BEGIN Extract

2005
"I hate you and I love you then I love you but I hate you"
When I saw the next topic for this month I was at once thrown back in time to my past two relationships and comparing them with the relationship I am in now. It seems that every time I get involved with someone it becomes that age-old battle of a “love/hate relationship.” I have tried and tried to find someone to share the moments with, my life with, her life with, that I would not end up hating and still, it just hasn’t happened.
The very first encounter with love/hate was with my first girlfriend. Oh the memories I could tell you about her. we started out simple, in love, care free, me a bit naive, her having had a prior fling with some” vietnamese weirdo” (her exact words). I was in love with her two days after I met her. I might have been in love with her sooner than that as I can’t really recall the exact moment it happened.
She took me out, she pampered me, she took care of me, she wanted me, she didn’t mind me rambling on and on about whatever was in my head, we had things in common, she was everything to me. She loved me. We spent 2 years together before the hate started. Two years of lovely memories, two years of love, two years of friendship…and then I moved in with her.
At first it was just her overly enthusiastic obsession with Xena that made me uncomfortable, and a bit freaked out, but then it gradually started making me angry.
Then she started this incredibly hurtful thing where friends of hers would come up to her at our college and she wouldn’t introduce me, so I would, politely, introduce myself. Then, when we got home, she would ream me out about how I enbarrassed her.
Then she started telling me that she had developed a crush on some straight girl in her theater class.

END Extract
BEGIN Raw data

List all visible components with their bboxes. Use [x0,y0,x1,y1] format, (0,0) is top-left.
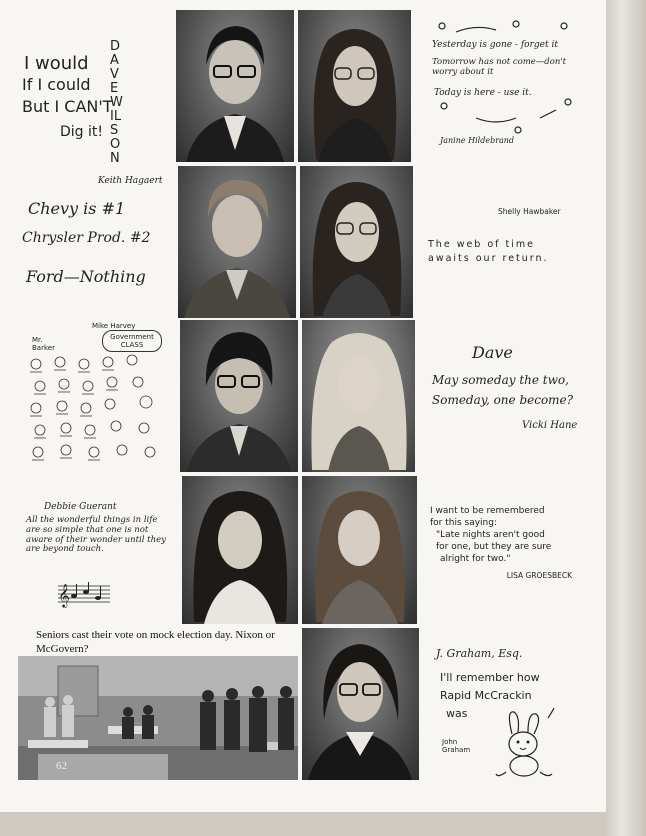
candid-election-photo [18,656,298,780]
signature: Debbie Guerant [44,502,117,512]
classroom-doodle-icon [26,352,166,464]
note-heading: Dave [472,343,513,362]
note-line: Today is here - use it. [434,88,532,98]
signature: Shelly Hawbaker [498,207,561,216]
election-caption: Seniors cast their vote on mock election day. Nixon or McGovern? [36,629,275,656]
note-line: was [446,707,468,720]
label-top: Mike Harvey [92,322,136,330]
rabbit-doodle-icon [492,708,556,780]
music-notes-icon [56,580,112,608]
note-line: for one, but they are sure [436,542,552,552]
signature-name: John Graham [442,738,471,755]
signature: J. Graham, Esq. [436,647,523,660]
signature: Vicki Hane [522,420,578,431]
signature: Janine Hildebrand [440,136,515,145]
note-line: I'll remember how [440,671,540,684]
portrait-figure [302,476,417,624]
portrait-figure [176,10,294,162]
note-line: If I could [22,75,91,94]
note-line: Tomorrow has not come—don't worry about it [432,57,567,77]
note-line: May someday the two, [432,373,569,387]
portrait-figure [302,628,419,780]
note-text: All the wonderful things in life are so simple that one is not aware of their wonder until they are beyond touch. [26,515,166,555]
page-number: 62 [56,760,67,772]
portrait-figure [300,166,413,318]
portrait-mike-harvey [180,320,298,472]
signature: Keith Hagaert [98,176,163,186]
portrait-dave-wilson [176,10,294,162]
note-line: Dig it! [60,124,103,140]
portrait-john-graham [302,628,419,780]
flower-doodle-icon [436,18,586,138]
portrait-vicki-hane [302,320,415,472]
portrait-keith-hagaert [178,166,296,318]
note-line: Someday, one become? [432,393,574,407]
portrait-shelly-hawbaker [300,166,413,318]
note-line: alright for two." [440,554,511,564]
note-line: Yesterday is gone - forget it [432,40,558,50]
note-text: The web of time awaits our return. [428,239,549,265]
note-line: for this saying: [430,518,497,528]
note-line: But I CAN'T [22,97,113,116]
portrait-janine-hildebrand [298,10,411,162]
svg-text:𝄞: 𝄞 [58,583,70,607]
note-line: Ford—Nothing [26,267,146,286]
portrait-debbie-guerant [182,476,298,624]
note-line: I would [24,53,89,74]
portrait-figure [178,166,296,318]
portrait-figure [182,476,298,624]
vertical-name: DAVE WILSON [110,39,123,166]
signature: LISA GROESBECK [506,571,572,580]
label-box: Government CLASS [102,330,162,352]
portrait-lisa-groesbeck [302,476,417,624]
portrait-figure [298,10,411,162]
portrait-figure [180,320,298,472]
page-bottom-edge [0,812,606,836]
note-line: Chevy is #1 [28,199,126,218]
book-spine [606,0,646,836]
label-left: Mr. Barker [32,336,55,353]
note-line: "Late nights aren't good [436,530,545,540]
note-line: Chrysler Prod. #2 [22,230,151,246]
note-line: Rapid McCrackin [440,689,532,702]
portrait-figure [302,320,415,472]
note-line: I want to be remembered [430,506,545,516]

END Raw data
BEGIN Raw data

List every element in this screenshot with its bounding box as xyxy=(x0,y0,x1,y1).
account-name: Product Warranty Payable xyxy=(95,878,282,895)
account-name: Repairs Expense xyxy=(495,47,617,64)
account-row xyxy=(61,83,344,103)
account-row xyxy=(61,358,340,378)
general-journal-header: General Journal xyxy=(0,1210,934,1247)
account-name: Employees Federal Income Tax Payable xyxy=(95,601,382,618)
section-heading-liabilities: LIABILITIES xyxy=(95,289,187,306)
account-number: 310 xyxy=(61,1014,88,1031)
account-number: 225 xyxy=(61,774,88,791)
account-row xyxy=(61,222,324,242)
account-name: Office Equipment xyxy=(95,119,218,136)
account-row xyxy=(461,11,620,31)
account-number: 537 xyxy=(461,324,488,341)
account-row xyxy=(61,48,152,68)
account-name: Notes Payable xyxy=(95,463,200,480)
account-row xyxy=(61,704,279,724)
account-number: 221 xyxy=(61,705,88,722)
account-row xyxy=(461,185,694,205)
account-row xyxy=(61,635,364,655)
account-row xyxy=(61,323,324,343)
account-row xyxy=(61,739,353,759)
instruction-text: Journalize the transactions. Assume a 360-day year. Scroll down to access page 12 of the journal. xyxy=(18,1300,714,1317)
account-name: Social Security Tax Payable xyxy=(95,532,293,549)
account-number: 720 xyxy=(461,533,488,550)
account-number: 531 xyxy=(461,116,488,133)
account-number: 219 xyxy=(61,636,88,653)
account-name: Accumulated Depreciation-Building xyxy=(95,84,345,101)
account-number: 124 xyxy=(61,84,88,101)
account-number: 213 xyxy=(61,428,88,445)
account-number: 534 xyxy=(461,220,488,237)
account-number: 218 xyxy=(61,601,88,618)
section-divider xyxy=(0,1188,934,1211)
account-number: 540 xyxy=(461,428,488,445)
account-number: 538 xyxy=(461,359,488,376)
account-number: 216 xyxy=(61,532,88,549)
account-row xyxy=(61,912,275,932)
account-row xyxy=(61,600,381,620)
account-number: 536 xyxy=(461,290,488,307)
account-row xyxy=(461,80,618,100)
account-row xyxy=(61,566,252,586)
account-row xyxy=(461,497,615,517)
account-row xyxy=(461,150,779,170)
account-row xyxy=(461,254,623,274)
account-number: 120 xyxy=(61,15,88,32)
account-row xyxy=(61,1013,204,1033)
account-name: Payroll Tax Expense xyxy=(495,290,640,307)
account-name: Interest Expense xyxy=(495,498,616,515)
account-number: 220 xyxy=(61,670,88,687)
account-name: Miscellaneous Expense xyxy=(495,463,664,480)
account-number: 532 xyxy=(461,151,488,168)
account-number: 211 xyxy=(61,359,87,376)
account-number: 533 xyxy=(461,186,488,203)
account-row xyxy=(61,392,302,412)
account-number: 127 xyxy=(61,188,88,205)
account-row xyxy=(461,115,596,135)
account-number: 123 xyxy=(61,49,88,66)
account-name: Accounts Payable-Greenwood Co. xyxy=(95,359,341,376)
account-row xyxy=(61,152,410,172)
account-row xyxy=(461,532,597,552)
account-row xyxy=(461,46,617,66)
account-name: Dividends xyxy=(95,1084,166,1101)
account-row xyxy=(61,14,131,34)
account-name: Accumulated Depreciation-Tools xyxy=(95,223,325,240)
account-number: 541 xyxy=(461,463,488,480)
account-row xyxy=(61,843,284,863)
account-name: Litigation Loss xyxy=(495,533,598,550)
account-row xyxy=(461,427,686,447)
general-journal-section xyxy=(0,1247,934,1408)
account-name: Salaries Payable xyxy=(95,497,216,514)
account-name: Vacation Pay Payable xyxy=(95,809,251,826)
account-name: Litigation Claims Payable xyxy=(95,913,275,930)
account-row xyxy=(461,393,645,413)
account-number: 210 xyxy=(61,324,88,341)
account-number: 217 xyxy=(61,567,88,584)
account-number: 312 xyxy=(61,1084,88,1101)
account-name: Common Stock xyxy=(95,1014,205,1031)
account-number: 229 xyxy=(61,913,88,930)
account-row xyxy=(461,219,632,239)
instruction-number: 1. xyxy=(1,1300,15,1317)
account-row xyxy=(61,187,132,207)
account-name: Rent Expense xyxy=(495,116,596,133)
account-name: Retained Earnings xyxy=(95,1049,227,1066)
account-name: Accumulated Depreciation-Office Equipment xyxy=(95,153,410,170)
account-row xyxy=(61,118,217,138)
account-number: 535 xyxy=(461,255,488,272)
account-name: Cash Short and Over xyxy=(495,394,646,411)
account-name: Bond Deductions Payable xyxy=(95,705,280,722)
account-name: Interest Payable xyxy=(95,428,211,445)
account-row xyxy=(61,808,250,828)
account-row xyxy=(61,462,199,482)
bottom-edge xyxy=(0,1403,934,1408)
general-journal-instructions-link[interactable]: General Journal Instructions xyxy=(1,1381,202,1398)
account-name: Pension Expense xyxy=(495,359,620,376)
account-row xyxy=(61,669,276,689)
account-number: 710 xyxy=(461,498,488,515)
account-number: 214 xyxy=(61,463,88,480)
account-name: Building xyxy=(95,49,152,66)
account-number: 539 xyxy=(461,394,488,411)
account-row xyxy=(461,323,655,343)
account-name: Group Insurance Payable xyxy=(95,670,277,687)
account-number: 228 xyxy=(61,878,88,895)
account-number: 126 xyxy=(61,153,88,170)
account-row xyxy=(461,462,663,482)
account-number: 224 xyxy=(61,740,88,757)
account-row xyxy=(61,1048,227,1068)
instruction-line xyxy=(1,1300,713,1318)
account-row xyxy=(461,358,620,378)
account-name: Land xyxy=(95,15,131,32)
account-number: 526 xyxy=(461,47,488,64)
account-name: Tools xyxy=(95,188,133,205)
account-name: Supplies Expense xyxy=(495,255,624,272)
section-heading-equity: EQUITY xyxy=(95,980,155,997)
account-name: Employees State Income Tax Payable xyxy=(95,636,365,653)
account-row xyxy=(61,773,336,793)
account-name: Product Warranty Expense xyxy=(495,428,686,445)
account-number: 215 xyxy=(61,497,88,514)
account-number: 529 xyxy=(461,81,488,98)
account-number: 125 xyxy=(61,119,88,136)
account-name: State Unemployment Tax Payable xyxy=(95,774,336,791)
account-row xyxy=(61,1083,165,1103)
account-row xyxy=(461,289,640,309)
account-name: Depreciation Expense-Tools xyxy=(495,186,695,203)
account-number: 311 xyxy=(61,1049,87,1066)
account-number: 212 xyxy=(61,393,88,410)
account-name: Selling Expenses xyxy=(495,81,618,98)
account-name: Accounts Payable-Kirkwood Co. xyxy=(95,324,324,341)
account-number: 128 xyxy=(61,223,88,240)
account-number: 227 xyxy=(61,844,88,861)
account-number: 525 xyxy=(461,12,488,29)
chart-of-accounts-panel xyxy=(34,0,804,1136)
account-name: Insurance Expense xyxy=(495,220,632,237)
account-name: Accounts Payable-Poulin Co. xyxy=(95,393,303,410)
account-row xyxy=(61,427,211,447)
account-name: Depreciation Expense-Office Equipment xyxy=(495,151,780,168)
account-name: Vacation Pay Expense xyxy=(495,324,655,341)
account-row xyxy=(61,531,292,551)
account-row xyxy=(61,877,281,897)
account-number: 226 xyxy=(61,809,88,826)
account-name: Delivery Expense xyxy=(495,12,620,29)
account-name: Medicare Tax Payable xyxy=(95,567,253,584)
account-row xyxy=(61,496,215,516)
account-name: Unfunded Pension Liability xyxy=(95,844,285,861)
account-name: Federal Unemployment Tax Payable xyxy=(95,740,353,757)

END Raw data
BEGIN Raw data

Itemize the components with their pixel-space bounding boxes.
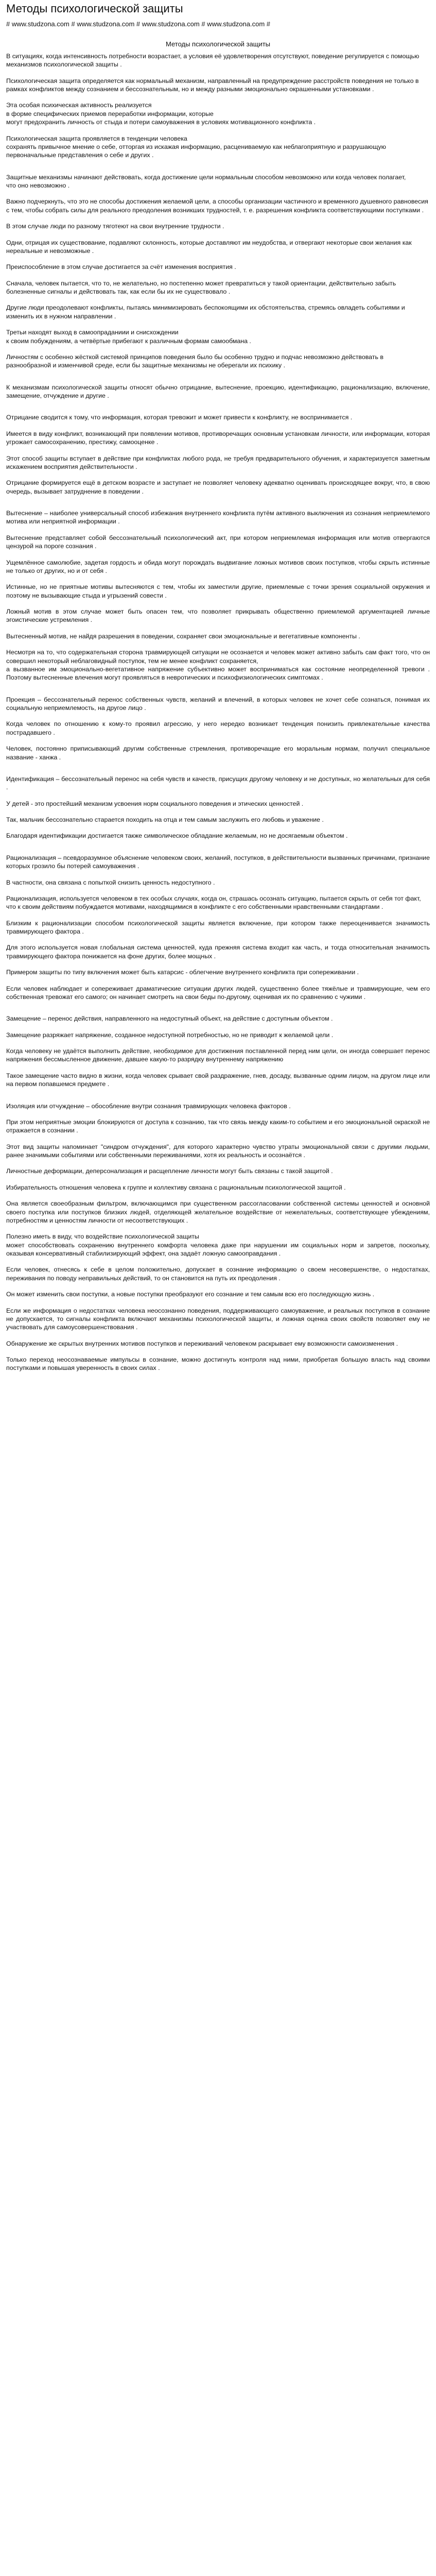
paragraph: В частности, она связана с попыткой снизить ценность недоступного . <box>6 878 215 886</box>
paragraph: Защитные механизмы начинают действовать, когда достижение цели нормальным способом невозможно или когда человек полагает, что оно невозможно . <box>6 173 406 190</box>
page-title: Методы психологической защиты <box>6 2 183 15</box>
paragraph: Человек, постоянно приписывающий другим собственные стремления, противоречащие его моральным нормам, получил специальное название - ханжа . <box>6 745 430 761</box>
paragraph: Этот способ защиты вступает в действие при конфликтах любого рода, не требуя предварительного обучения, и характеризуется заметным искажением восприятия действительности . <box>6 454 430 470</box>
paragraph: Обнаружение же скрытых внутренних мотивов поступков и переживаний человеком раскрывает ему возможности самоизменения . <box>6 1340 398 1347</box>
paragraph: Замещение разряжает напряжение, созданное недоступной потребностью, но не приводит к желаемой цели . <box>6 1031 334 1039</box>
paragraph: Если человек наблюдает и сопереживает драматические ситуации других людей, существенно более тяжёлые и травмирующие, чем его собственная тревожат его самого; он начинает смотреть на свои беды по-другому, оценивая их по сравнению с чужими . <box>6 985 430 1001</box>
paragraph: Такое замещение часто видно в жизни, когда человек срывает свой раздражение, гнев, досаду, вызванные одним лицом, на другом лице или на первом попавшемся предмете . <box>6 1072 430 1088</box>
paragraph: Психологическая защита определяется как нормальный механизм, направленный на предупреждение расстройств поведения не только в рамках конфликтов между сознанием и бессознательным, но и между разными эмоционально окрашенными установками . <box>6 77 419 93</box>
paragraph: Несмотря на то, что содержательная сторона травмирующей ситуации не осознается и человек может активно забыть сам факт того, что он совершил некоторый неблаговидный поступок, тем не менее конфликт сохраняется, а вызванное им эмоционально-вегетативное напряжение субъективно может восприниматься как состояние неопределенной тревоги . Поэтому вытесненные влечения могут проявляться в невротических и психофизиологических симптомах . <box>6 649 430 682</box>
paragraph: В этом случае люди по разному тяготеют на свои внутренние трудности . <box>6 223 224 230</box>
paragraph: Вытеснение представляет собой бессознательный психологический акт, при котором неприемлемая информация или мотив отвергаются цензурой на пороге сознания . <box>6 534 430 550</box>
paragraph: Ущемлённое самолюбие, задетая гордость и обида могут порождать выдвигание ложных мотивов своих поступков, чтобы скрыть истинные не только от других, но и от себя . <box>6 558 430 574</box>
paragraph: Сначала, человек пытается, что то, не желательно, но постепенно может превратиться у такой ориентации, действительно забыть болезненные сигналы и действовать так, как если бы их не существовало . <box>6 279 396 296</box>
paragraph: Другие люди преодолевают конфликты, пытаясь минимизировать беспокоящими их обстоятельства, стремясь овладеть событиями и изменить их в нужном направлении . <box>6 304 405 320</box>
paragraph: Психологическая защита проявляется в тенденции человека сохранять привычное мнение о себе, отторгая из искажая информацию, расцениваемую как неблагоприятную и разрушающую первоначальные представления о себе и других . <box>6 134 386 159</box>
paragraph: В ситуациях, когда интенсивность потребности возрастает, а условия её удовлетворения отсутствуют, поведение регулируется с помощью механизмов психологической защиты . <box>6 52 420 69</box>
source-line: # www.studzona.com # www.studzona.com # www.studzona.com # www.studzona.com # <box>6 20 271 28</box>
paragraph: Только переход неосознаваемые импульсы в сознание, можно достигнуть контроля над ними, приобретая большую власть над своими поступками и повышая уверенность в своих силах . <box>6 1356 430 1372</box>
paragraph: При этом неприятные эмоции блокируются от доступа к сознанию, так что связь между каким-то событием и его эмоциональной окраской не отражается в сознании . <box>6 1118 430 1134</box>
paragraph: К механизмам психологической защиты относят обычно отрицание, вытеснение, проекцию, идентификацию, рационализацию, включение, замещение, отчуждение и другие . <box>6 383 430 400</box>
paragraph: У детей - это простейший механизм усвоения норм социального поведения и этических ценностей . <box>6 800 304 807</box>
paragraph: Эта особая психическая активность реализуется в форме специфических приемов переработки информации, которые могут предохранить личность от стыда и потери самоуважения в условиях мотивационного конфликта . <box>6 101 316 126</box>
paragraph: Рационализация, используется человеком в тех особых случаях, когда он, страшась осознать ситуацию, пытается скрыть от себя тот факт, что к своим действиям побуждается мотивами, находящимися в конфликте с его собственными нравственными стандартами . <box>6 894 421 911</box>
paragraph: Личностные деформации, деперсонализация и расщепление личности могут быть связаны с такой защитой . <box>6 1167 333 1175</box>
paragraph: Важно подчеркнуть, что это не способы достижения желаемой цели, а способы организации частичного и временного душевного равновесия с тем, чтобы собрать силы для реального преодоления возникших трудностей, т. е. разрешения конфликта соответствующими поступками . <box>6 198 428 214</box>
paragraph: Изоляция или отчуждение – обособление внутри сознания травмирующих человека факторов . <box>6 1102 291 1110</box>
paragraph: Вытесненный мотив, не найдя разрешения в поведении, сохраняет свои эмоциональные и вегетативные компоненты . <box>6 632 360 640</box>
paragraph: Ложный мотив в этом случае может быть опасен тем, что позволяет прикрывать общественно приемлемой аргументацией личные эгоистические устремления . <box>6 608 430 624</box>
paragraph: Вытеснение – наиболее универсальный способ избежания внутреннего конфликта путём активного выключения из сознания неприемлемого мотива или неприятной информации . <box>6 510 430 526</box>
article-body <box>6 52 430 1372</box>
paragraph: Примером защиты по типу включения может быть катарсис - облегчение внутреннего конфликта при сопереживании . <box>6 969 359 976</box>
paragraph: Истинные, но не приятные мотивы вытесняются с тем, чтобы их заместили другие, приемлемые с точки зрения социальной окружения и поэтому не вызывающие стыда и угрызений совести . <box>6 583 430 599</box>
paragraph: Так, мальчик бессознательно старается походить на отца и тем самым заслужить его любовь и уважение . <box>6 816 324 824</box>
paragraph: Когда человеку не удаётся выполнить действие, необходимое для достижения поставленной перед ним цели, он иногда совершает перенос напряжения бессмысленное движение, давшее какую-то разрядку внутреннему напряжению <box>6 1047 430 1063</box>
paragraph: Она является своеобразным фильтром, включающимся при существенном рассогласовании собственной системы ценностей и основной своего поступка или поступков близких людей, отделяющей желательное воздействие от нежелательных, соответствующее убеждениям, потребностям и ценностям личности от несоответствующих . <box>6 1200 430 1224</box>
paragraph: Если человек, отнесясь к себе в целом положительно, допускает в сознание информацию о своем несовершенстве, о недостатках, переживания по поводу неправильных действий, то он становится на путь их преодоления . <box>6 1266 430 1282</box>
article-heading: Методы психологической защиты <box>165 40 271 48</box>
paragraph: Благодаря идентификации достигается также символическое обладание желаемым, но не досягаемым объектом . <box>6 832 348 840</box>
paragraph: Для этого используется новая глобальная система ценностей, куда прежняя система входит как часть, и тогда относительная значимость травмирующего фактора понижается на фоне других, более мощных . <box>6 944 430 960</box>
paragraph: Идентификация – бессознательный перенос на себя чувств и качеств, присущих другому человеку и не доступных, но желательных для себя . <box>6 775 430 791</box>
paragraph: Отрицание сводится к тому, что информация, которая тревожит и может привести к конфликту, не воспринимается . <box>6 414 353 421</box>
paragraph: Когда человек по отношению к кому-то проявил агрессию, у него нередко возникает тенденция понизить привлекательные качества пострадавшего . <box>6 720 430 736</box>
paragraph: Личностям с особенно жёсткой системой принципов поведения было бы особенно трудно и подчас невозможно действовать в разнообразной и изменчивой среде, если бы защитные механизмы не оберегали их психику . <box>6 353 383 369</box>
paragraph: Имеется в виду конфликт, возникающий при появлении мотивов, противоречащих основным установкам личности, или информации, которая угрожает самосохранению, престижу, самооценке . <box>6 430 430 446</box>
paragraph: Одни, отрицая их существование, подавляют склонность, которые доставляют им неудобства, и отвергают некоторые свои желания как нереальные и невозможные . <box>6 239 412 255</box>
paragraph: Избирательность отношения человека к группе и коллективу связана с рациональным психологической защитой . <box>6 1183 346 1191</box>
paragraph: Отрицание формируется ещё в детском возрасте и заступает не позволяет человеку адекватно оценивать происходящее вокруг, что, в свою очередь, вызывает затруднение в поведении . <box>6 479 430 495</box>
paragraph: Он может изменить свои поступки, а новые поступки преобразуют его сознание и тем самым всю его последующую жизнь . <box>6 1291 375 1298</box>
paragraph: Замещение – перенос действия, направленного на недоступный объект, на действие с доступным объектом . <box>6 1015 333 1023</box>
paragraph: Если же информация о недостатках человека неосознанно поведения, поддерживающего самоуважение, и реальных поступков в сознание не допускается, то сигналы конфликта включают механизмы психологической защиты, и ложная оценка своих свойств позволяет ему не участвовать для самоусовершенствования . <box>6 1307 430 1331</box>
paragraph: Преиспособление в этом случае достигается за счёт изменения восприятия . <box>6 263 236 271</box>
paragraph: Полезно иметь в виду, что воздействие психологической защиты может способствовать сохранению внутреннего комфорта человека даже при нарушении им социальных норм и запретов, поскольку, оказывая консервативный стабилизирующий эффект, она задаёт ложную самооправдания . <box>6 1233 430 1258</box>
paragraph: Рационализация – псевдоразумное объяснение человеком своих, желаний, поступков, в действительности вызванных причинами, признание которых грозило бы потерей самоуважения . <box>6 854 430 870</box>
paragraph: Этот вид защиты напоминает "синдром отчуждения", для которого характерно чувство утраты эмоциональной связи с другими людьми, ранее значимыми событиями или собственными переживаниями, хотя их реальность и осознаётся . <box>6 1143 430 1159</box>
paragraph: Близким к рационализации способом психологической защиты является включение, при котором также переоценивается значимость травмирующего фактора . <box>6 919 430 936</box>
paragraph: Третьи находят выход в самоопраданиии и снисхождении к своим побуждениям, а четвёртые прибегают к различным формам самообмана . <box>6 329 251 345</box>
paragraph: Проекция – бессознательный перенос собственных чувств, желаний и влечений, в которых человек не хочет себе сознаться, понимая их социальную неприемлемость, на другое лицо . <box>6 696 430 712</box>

END Raw data

• Task to complete:
In the post about love/hate relationships, how long were the writer and the first girlfriend together before the hate started?

• Expected answer:
Two years.